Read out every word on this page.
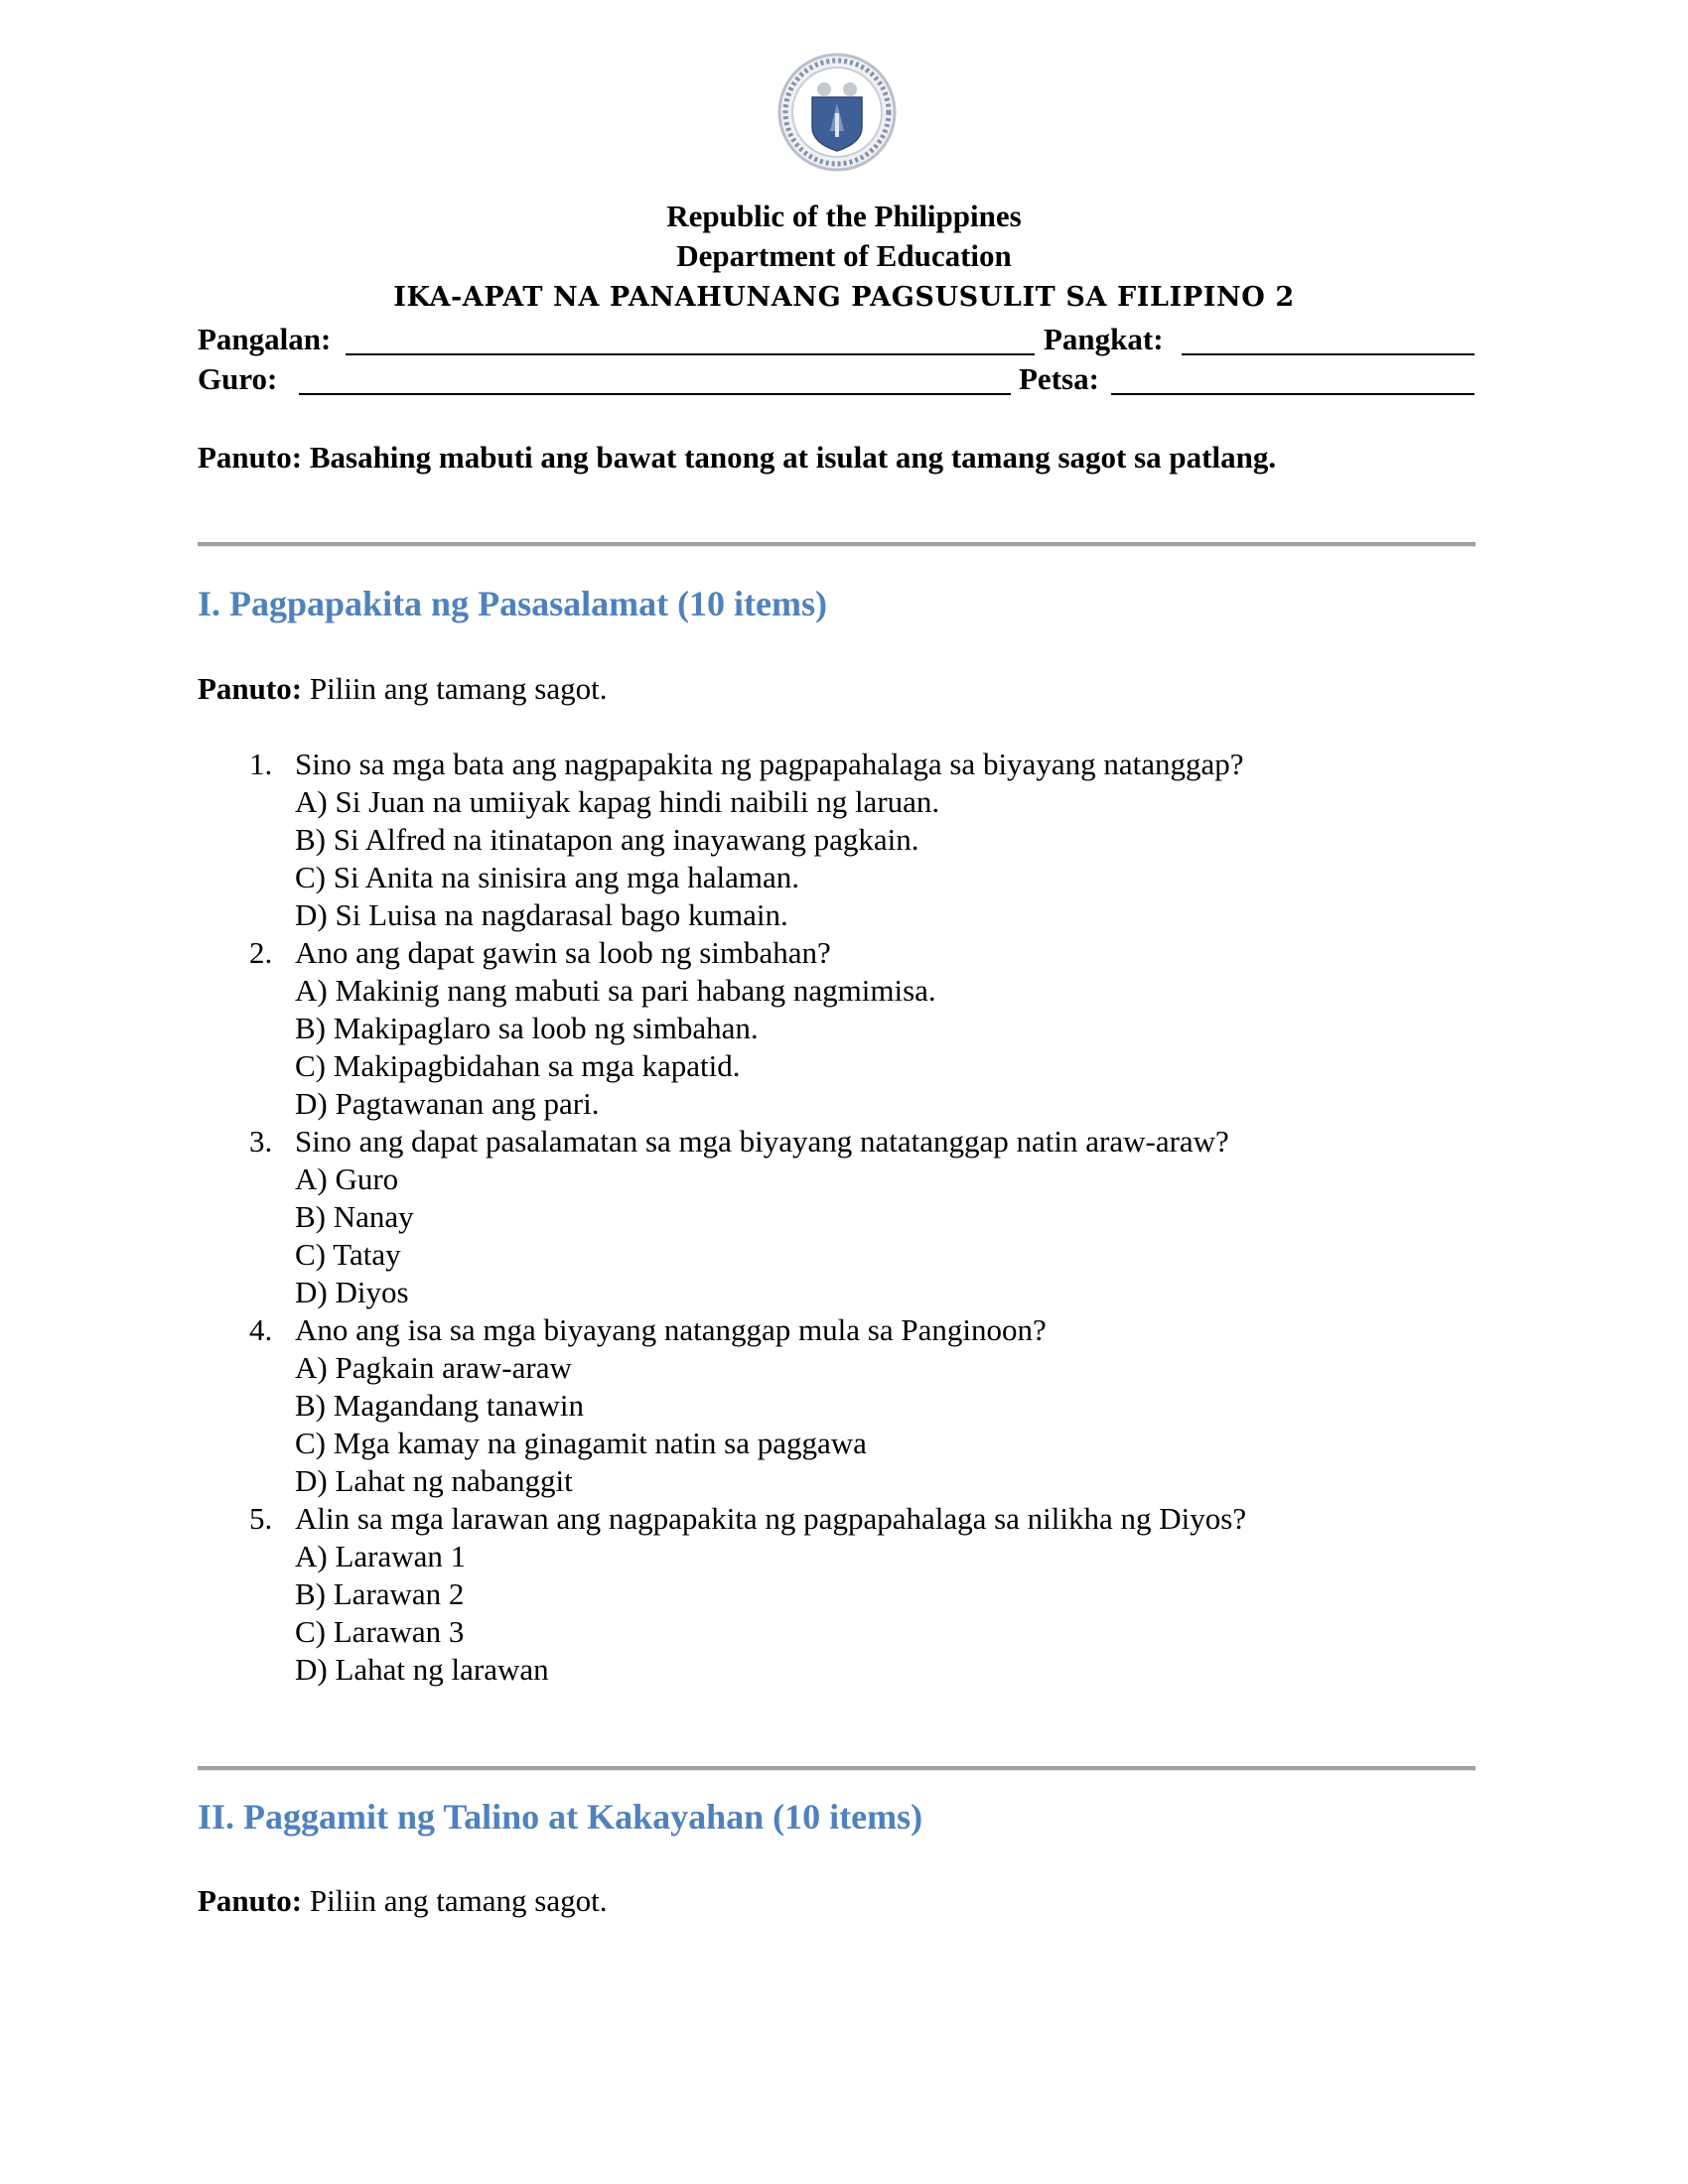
Republic of the Philippines
Department of Education
IKA-APAT NA PANAHUNANG PAGSUSULIT SA FILIPINO 2
Pangalan:	Pangkat:
Guro:	Petsa:
Panuto: Basahing mabuti ang bawat tanong at isulat ang tamang sagot sa patlang.
I. Pagpapakita ng Pasasalamat (10 items)
Panuto: Piliin ang tamang sagot.
1. Sino sa mga bata ang nagpapakita ng pagpapahalaga sa biyayang natanggap?
A) Si Juan na umiiyak kapag hindi naibili ng laruan.
B) Si Alfred na itinatapon ang inayawang pagkain.
C) Si Anita na sinisira ang mga halaman.
D) Si Luisa na nagdarasal bago kumain.
2. Ano ang dapat gawin sa loob ng simbahan?
A) Makinig nang mabuti sa pari habang nagmimisa.
B) Makipaglaro sa loob ng simbahan.
C) Makipagbidahan sa mga kapatid.
D) Pagtawanan ang pari.
3. Sino ang dapat pasalamatan sa mga biyayang natatanggap natin araw-araw?
A) Guro
B) Nanay
C) Tatay
D) Diyos
4. Ano ang isa sa mga biyayang natanggap mula sa Panginoon?
A) Pagkain araw-araw
B) Magandang tanawin
C) Mga kamay na ginagamit natin sa paggawa
D) Lahat ng nabanggit
5. Alin sa mga larawan ang nagpapakita ng pagpapahalaga sa nilikha ng Diyos?
A) Larawan 1
B) Larawan 2
C) Larawan 3
D) Lahat ng larawan
II. Paggamit ng Talino at Kakayahan (10 items)
Panuto: Piliin ang tamang sagot.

========

Written instruction
Your job is to transcribe the entries above exactly; skip the pictures.

Correct result
Read out every word on this page.
Republic of the Philippines
Department of Education
IKA-APAT NA PANAHUNANG PAGSUSULIT SA FILIPINO 2
Pangalan:	Pangkat:
Guro:	Petsa:
Panuto: Basahing mabuti ang bawat tanong at isulat ang tamang sagot sa patlang.
I. Pagpapakita ng Pasasalamat (10 items)
Panuto: Piliin ang tamang sagot.
1. Sino sa mga bata ang nagpapakita ng pagpapahalaga sa biyayang natanggap?
A) Si Juan na umiiyak kapag hindi naibili ng laruan.
B) Si Alfred na itinatapon ang inayawang pagkain.
C) Si Anita na sinisira ang mga halaman.
D) Si Luisa na nagdarasal bago kumain.
2. Ano ang dapat gawin sa loob ng simbahan?
A) Makinig nang mabuti sa pari habang nagmimisa.
B) Makipaglaro sa loob ng simbahan.
C) Makipagbidahan sa mga kapatid.
D) Pagtawanan ang pari.
3. Sino ang dapat pasalamatan sa mga biyayang natatanggap natin araw-araw?
A) Guro
B) Nanay
C) Tatay
D) Diyos
4. Ano ang isa sa mga biyayang natanggap mula sa Panginoon?
A) Pagkain araw-araw
B) Magandang tanawin
C) Mga kamay na ginagamit natin sa paggawa
D) Lahat ng nabanggit
5. Alin sa mga larawan ang nagpapakita ng pagpapahalaga sa nilikha ng Diyos?
A) Larawan 1
B) Larawan 2
C) Larawan 3
D) Lahat ng larawan
II. Paggamit ng Talino at Kakayahan (10 items)
Panuto: Piliin ang tamang sagot.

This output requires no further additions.